- Dataset:
+-------+
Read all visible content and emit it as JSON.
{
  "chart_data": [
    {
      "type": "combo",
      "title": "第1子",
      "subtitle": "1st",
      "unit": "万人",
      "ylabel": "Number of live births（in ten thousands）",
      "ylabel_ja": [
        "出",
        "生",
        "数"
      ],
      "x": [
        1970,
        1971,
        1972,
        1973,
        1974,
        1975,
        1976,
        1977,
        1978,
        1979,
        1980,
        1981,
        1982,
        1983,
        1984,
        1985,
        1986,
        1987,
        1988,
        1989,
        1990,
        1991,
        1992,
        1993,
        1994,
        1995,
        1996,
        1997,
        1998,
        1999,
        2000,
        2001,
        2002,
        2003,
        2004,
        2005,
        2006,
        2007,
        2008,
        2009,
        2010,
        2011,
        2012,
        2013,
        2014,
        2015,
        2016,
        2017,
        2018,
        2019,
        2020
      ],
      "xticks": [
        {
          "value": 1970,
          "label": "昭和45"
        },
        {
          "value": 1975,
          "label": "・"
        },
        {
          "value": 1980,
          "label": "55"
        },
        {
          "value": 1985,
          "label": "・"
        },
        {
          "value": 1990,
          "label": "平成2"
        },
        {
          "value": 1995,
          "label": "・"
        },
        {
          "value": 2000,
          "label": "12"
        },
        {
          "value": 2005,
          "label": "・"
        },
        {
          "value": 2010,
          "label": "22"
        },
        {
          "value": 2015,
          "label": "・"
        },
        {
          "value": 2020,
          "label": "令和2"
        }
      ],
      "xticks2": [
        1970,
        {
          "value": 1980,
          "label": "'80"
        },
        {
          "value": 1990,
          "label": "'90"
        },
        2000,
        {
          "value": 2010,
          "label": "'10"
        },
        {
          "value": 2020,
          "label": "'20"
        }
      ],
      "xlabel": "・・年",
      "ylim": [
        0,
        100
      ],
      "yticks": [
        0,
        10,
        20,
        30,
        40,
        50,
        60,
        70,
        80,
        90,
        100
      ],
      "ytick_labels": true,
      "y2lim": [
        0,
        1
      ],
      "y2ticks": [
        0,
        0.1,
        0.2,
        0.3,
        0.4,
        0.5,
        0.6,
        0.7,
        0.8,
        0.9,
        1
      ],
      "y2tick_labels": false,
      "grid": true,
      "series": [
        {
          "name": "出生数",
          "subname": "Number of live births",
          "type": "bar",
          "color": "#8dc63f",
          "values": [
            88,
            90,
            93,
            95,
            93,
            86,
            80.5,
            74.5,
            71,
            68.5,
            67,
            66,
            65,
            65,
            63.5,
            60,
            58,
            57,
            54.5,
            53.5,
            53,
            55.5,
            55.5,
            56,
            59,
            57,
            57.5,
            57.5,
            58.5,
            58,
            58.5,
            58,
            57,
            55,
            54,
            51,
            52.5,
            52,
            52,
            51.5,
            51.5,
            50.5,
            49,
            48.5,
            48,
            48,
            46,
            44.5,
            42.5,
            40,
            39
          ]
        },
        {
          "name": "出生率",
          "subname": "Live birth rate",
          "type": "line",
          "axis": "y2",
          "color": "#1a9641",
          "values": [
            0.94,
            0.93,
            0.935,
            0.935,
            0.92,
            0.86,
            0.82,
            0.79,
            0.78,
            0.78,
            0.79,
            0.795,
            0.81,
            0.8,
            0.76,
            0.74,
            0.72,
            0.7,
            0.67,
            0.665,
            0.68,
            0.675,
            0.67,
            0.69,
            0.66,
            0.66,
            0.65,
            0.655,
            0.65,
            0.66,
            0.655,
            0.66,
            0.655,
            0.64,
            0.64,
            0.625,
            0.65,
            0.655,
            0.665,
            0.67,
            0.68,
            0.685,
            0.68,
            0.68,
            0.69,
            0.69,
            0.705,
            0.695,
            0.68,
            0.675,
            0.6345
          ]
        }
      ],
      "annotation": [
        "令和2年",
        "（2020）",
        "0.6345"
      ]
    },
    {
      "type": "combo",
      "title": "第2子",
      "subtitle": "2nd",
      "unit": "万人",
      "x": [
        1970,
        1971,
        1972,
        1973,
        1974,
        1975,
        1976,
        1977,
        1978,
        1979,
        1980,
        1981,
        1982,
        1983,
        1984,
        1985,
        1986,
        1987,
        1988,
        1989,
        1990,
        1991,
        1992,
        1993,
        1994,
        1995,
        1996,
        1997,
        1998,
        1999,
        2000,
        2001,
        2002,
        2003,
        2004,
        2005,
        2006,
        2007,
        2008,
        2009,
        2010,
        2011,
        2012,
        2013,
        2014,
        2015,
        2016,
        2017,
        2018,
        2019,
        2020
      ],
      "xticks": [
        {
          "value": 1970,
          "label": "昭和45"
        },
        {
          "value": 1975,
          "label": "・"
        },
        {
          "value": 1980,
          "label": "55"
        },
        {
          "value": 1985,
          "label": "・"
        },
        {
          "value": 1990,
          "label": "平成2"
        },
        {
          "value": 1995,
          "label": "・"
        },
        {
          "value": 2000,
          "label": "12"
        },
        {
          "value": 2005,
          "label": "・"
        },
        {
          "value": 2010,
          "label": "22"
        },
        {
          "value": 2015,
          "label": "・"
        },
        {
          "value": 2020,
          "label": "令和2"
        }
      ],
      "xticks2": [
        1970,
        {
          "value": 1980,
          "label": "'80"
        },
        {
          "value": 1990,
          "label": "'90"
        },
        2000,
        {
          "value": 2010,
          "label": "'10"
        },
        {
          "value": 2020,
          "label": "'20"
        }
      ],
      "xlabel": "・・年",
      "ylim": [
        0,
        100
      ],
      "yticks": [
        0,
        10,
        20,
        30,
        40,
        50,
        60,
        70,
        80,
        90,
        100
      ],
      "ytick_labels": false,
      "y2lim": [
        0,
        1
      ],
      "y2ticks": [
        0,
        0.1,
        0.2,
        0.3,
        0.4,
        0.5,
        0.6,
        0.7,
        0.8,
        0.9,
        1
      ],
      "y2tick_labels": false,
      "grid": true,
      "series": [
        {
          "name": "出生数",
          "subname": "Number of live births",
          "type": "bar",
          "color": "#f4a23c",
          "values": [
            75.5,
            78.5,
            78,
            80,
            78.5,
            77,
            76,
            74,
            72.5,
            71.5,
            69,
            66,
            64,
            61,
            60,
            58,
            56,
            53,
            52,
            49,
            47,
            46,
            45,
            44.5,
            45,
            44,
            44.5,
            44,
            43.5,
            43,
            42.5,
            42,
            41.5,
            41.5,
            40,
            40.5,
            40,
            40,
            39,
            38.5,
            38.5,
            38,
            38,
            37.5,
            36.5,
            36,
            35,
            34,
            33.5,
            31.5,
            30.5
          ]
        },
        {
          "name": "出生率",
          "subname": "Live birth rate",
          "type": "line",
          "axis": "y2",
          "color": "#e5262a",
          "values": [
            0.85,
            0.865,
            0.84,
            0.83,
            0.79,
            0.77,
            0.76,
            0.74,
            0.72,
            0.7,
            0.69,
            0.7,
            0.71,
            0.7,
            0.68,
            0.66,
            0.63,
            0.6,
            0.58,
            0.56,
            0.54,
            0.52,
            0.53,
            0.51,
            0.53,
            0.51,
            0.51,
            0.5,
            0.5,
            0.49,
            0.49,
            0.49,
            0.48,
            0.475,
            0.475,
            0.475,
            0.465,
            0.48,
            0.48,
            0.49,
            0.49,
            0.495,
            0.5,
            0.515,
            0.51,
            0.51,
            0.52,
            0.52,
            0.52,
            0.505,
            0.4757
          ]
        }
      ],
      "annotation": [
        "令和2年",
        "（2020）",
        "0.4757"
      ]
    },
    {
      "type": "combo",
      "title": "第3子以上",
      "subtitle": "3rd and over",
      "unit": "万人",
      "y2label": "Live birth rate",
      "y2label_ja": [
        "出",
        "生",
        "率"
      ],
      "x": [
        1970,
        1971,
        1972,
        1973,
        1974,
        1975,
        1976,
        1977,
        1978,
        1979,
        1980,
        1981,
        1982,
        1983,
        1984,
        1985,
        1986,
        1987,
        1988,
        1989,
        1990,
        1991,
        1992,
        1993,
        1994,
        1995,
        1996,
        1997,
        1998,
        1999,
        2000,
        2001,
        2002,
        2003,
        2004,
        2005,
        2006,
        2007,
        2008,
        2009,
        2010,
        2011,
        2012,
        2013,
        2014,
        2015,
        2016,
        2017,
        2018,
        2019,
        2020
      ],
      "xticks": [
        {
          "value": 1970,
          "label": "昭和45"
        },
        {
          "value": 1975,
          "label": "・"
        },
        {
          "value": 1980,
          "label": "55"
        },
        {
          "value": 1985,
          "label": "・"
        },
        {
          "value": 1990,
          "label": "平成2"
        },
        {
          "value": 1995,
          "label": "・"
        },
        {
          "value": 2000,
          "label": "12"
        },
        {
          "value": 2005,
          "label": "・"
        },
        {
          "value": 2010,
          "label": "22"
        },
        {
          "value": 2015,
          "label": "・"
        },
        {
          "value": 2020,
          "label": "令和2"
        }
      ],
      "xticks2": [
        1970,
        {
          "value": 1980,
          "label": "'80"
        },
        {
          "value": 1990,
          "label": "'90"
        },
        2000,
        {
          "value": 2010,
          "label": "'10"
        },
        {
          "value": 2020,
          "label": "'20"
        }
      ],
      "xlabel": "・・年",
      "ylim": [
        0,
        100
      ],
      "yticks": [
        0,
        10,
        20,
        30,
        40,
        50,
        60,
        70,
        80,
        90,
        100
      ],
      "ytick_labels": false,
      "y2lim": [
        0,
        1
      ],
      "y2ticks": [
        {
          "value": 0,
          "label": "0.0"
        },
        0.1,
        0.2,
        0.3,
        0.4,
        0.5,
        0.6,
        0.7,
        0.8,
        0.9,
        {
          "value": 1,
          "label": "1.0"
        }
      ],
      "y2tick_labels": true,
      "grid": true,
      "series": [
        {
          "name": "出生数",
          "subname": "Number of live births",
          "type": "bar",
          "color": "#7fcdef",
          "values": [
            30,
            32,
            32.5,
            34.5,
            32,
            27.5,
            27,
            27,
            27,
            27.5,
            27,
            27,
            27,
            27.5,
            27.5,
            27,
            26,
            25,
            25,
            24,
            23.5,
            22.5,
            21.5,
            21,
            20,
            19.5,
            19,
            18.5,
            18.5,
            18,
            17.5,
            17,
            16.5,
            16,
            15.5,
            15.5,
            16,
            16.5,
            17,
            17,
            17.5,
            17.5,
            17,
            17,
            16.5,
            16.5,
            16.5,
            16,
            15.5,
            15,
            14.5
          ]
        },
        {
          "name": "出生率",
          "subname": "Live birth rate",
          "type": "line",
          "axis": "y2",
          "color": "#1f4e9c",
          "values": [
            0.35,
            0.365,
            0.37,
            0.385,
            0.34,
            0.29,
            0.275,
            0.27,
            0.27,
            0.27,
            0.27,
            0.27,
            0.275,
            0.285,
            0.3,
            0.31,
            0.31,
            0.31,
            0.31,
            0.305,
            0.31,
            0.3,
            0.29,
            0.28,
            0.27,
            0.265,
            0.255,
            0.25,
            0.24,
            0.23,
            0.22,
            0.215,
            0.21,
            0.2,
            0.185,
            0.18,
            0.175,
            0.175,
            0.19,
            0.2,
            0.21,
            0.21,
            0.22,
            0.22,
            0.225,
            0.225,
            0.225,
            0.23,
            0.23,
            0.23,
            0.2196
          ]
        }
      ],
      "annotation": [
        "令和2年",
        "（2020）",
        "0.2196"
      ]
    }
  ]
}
+-------+
Work out how many lines of the listing above include "color". Answer with the number and nothing more.

6